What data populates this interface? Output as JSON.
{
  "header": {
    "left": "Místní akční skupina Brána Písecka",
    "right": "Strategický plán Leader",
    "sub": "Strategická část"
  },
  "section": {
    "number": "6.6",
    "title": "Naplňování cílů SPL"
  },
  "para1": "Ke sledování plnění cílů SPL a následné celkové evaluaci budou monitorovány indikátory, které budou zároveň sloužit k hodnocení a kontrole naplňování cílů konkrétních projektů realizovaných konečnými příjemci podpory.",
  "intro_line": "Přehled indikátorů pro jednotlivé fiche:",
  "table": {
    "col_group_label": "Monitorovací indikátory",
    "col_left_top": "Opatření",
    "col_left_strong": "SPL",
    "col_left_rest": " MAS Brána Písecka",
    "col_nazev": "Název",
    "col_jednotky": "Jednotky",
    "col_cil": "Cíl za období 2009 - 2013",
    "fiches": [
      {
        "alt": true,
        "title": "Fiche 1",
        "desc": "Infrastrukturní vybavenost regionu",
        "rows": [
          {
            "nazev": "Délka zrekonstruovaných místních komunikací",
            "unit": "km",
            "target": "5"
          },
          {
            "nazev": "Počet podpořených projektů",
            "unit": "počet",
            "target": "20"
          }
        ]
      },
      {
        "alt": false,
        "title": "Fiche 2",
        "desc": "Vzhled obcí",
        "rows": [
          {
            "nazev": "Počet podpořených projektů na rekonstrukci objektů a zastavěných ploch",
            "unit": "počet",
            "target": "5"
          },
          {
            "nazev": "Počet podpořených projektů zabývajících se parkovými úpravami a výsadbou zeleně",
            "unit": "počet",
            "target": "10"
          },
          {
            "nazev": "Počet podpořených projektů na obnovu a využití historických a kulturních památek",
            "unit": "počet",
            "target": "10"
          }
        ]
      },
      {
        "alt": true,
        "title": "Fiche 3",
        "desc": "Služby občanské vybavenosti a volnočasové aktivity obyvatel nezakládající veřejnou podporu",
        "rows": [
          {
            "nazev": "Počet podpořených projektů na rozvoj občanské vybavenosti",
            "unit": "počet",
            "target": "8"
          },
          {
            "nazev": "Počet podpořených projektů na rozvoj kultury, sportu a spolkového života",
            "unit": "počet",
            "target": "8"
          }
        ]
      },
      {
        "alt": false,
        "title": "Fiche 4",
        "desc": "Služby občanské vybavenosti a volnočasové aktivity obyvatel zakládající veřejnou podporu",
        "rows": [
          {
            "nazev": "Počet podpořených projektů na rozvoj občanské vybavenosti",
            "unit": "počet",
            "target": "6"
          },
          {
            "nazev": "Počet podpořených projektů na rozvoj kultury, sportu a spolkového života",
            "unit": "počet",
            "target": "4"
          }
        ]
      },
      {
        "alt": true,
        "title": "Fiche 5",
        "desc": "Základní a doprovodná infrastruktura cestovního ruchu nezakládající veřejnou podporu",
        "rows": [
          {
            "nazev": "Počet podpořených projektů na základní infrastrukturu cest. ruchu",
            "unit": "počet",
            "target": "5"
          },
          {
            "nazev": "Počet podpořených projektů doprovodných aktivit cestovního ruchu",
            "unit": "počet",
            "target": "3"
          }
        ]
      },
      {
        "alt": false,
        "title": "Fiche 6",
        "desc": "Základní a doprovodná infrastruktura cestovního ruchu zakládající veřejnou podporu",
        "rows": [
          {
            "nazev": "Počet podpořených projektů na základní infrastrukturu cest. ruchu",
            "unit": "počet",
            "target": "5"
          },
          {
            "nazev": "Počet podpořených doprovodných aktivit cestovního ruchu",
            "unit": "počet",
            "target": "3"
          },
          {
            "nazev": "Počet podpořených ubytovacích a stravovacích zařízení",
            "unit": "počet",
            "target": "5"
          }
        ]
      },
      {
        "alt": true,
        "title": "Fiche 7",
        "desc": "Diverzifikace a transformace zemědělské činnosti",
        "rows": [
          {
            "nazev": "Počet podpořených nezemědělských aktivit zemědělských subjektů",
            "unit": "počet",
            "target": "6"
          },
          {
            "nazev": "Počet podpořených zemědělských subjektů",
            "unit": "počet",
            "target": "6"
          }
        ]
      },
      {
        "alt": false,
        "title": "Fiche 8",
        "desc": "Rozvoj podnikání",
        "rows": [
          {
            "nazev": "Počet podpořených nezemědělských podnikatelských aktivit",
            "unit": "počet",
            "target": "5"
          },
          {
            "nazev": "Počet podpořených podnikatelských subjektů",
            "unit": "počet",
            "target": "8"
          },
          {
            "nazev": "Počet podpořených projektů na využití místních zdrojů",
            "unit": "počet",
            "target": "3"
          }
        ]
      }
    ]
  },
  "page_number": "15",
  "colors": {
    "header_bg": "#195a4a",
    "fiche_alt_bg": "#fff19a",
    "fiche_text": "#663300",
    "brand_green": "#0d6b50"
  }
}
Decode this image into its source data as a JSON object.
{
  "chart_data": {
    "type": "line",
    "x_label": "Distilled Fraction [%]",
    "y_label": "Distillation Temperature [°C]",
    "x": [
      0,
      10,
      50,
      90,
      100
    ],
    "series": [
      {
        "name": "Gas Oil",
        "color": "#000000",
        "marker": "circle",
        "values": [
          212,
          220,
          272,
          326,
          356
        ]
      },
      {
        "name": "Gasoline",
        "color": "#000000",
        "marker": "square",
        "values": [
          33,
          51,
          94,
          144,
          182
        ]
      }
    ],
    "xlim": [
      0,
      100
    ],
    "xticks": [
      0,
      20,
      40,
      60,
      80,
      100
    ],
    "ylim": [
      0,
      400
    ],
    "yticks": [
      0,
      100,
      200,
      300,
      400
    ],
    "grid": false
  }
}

Exercise prompt
Each line of the material should be duplicated exactly, please.

Task response
What data populates this interface? Output as JSON.
{
  "header": {
    "left": "Místní akční skupina Brána Písecka",
    "right": "Strategický plán Leader",
    "sub": "Strategická část"
  },
  "section": {
    "number": "6.6",
    "title": "Naplňování cílů SPL"
  },
  "para1": "Ke sledování plnění cílů SPL a následné celkové evaluaci budou monitorovány indikátory, které budou zároveň sloužit k hodnocení a kontrole naplňování cílů konkrétních projektů realizovaných konečnými příjemci podpory.",
  "intro_line": "Přehled indikátorů pro jednotlivé fiche:",
  "table": {
    "col_group_label": "Monitorovací indikátory",
    "col_left_top": "Opatření",
    "col_left_strong": "SPL",
    "col_left_rest": " MAS Brána Písecka",
    "col_nazev": "Název",
    "col_jednotky": "Jednotky",
    "col_cil": "Cíl za období 2009 - 2013",
    "fiches": [
      {
        "alt": true,
        "title": "Fiche 1",
        "desc": "Infrastrukturní vybavenost regionu",
        "rows": [
          {
            "nazev": "Délka zrekonstruovaných místních komunikací",
            "unit": "km",
            "target": "5"
          },
          {
            "nazev": "Počet podpořených projektů",
            "unit": "počet",
            "target": "20"
          }
        ]
      },
      {
        "alt": false,
        "title": "Fiche 2",
        "desc": "Vzhled obcí",
        "rows": [
          {
            "nazev": "Počet podpořených projektů na rekonstrukci objektů a zastavěných ploch",
            "unit": "počet",
            "target": "5"
          },
          {
            "nazev": "Počet podpořených projektů zabývajících se parkovými úpravami a výsadbou zeleně",
            "unit": "počet",
            "target": "10"
          },
          {
            "nazev": "Počet podpořených projektů na obnovu a využití historických a kulturních památek",
            "unit": "počet",
            "target": "10"
          }
        ]
      },
      {
        "alt": true,
        "title": "Fiche 3",
        "desc": "Služby občanské vybavenosti a volnočasové aktivity obyvatel nezakládající veřejnou podporu",
        "rows": [
          {
            "nazev": "Počet podpořených projektů na rozvoj občanské vybavenosti",
            "unit": "počet",
            "target": "8"
          },
          {
            "nazev": "Počet podpořených projektů na rozvoj kultury, sportu a spolkového života",
            "unit": "počet",
            "target": "8"
          }
        ]
      },
      {
        "alt": false,
        "title": "Fiche 4",
        "desc": "Služby občanské vybavenosti a volnočasové aktivity obyvatel zakládající veřejnou podporu",
        "rows": [
          {
            "nazev": "Počet podpořených projektů na rozvoj občanské vybavenosti",
            "unit": "počet",
            "target": "6"
          },
          {
            "nazev": "Počet podpořených projektů na rozvoj kultury, sportu a spolkového života",
            "unit": "počet",
            "target": "4"
          }
        ]
      },
      {
        "alt": true,
        "title": "Fiche 5",
        "desc": "Základní a doprovodná infrastruktura cestovního ruchu nezakládající veřejnou podporu",
        "rows": [
          {
            "nazev": "Počet podpořených projektů na základní infrastrukturu cest. ruchu",
            "unit": "počet",
            "target": "5"
          },
          {
            "nazev": "Počet podpořených projektů doprovodných aktivit cestovního ruchu",
            "unit": "počet",
            "target": "3"
          }
        ]
      },
      {
        "alt": false,
        "title": "Fiche 6",
        "desc": "Základní a doprovodná infrastruktura cestovního ruchu zakládající veřejnou podporu",
        "rows": [
          {
            "nazev": "Počet podpořených projektů na základní infrastrukturu cest. ruchu",
            "unit": "počet",
            "target": "5"
          },
          {
            "nazev": "Počet podpořených doprovodných aktivit cestovního ruchu",
            "unit": "počet",
            "target": "3"
          },
          {
            "nazev": "Počet podpořených ubytovacích a stravovacích zařízení",
            "unit": "počet",
            "target": "5"
          }
        ]
      },
      {
        "alt": true,
        "title": "Fiche 7",
        "desc": "Diverzifikace a transformace zemědělské činnosti",
        "rows": [
          {
            "nazev": "Počet podpořených nezemědělských aktivit zemědělských subjektů",
            "unit": "počet",
            "target": "6"
          },
          {
            "nazev": "Počet podpořených zemědělských subjektů",
            "unit": "počet",
            "target": "6"
          }
        ]
      },
      {
        "alt": false,
        "title": "Fiche 8",
        "desc": "Rozvoj podnikání",
        "rows": [
          {
            "nazev": "Počet podpořených nezemědělských podnikatelských aktivit",
            "unit": "počet",
            "target": "5"
          },
          {
            "nazev": "Počet podpořených podnikatelských subjektů",
            "unit": "počet",
            "target": "8"
          },
          {
            "nazev": "Počet podpořených projektů na využití místních zdrojů",
            "unit": "počet",
            "target": "3"
          }
        ]
      }
    ]
  },
  "page_number": "15",
  "colors": {
    "header_bg": "#195a4a",
    "fiche_alt_bg": "#fff19a",
    "fiche_text": "#663300",
    "brand_green": "#0d6b50"
  }
}
Decode this image into its source data as a JSON object.
{
  "chart_data": {
    "type": "line",
    "x_label": "Distilled Fraction [%]",
    "y_label": "Distillation Temperature [°C]",
    "x": [
      0,
      10,
      50,
      90,
      100
    ],
    "series": [
      {
        "name": "Gas Oil",
        "color": "#000000",
        "marker": "circle",
        "values": [
          212,
          220,
          272,
          326,
          356
        ]
      },
      {
        "name": "Gasoline",
        "color": "#000000",
        "marker": "square",
        "values": [
          33,
          51,
          94,
          144,
          182
        ]
      }
    ],
    "xlim": [
      0,
      100
    ],
    "xticks": [
      0,
      20,
      40,
      60,
      80,
      100
    ],
    "ylim": [
      0,
      400
    ],
    "yticks": [
      0,
      100,
      200,
      300,
      400
    ],
    "grid": false
  }
}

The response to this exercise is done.